* [Data shown]:
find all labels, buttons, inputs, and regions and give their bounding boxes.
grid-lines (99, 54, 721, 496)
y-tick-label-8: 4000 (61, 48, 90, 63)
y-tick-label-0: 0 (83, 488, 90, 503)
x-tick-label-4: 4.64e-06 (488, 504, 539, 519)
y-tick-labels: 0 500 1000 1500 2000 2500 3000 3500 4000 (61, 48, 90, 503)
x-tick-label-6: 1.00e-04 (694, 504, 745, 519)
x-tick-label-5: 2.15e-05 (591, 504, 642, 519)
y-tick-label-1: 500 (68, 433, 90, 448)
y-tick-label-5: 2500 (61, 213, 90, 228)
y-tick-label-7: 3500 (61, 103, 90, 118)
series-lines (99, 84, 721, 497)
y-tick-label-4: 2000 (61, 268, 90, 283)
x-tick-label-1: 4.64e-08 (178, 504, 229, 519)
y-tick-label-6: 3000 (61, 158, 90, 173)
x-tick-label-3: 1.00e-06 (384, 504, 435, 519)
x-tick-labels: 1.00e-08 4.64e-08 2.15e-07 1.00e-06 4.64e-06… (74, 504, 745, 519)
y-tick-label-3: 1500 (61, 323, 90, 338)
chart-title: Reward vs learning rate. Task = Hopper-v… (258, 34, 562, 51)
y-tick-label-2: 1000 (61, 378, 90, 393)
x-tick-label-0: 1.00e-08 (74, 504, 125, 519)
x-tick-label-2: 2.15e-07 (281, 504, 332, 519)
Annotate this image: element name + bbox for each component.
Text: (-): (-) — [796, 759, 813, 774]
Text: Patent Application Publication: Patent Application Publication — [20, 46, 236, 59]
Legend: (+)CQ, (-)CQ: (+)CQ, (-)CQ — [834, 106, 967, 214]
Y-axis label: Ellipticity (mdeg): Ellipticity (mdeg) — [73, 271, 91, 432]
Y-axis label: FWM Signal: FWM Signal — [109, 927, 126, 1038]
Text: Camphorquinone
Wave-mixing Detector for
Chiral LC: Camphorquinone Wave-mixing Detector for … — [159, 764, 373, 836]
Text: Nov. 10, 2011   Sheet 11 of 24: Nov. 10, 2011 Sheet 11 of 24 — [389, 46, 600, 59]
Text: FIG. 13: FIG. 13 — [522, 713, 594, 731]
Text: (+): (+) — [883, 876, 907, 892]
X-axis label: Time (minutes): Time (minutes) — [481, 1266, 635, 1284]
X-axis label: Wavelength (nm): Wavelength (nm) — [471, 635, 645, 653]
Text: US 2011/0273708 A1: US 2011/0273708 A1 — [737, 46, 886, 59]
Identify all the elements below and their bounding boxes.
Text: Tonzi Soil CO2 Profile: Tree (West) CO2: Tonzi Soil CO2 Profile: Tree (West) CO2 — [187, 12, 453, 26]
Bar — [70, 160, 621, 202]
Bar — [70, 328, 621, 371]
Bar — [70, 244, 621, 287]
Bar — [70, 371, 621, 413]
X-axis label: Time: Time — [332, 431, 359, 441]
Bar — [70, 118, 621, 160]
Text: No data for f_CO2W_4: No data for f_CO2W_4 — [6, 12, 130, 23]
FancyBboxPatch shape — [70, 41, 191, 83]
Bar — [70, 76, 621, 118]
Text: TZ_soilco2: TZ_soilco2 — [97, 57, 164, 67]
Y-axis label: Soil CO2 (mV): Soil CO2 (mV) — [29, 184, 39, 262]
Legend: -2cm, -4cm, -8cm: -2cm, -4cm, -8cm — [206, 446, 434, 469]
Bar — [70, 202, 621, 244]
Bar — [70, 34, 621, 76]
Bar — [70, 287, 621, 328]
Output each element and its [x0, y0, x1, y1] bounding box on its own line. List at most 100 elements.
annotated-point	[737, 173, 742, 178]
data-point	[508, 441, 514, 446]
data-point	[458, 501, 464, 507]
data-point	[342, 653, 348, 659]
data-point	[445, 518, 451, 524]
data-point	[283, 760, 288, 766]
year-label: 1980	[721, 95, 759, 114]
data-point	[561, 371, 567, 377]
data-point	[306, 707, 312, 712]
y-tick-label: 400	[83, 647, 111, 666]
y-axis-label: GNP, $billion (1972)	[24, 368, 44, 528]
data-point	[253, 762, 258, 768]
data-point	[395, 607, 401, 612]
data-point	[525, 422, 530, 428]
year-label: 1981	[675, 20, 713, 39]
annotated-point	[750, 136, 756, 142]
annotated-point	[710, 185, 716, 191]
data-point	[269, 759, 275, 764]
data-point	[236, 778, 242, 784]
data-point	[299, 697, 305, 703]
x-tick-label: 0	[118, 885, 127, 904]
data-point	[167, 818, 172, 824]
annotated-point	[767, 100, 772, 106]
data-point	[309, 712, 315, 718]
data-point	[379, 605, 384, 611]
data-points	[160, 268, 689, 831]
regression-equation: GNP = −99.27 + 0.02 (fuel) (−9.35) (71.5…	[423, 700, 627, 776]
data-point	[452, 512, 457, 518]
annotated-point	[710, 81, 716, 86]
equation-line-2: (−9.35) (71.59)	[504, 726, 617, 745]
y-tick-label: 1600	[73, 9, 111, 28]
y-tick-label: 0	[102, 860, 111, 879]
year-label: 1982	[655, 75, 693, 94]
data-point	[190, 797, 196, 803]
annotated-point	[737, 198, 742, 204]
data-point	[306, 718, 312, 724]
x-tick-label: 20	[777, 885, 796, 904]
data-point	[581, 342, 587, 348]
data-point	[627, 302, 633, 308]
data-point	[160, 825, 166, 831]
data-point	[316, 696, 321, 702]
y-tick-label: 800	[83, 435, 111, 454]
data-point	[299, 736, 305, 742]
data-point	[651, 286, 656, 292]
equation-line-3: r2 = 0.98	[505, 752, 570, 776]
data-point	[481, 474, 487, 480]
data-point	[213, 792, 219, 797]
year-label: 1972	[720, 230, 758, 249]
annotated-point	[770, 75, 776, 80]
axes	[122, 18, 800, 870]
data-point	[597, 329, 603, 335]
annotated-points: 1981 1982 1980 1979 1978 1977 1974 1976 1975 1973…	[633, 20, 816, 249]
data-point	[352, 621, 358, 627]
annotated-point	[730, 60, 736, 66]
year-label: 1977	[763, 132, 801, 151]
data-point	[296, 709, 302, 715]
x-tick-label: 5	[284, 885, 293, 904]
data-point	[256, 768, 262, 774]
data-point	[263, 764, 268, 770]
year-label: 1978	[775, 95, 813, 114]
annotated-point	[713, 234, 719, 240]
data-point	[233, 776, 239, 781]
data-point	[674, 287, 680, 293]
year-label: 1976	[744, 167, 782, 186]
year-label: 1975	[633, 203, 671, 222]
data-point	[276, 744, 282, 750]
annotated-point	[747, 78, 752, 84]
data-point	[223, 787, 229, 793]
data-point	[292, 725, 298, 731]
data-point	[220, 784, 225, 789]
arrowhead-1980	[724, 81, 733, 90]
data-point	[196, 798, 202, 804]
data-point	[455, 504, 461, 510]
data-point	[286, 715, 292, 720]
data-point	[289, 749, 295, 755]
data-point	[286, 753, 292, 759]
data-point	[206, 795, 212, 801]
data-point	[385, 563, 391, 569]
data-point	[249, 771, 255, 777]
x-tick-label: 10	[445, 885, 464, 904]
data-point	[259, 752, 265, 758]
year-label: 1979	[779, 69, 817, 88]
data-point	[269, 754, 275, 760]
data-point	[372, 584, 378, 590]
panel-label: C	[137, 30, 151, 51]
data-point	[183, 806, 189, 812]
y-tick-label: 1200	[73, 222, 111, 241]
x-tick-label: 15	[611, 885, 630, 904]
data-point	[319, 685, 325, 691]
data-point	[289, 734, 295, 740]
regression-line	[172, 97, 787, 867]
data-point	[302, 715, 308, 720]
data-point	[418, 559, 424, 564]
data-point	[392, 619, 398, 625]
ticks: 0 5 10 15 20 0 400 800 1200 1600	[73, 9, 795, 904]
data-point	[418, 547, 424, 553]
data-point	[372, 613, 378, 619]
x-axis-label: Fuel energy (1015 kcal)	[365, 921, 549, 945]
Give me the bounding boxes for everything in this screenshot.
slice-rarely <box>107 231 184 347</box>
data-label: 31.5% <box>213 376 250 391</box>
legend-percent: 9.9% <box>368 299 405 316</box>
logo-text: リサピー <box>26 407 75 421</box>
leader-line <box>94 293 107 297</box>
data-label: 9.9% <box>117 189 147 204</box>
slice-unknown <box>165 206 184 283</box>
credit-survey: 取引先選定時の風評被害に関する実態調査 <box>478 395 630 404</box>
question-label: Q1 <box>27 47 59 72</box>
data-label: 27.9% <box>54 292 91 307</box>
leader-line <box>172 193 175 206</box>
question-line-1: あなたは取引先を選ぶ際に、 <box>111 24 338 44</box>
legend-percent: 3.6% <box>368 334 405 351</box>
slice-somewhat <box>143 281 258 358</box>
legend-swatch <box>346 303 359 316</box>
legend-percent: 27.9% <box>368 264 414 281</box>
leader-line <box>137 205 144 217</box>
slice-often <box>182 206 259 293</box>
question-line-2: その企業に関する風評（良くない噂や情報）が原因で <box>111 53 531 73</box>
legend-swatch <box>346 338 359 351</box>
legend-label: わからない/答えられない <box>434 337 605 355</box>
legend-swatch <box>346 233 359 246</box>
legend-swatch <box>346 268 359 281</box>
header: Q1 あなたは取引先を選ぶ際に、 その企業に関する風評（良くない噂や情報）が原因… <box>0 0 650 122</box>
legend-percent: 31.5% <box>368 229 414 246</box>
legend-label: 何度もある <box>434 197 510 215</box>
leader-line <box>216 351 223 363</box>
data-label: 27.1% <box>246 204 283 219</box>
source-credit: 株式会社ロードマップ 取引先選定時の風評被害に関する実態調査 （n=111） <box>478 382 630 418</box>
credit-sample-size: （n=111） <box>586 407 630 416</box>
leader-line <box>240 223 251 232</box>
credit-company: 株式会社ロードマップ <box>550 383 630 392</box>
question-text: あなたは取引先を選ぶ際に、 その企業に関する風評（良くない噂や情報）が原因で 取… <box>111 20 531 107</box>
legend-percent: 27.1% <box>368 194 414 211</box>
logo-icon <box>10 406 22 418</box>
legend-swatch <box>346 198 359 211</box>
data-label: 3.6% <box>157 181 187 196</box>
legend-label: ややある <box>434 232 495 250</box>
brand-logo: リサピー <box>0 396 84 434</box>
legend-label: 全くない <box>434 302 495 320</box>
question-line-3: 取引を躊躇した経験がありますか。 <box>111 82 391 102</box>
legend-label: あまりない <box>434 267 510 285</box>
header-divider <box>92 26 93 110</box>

* [Directions for this task]: Write out the lines from the start through the one containing "y-tick-label-5: 2500 (61, 213, 90, 228)" again, switching "grid-lines" to "gridlines" and leaving everything else unchanged.

* [Answer to the problem]:
find all labels, buttons, inputs, and regions and give their bounding boxes.
gridlines (99, 54, 721, 496)
y-tick-label-8: 4000 (61, 48, 90, 63)
y-tick-label-0: 0 (83, 488, 90, 503)
x-tick-label-4: 4.64e-06 (488, 504, 539, 519)
y-tick-labels: 0 500 1000 1500 2000 2500 3000 3500 4000 (61, 48, 90, 503)
x-tick-label-6: 1.00e-04 (694, 504, 745, 519)
x-tick-label-5: 2.15e-05 (591, 504, 642, 519)
y-tick-label-1: 500 (68, 433, 90, 448)
y-tick-label-5: 2500 (61, 213, 90, 228)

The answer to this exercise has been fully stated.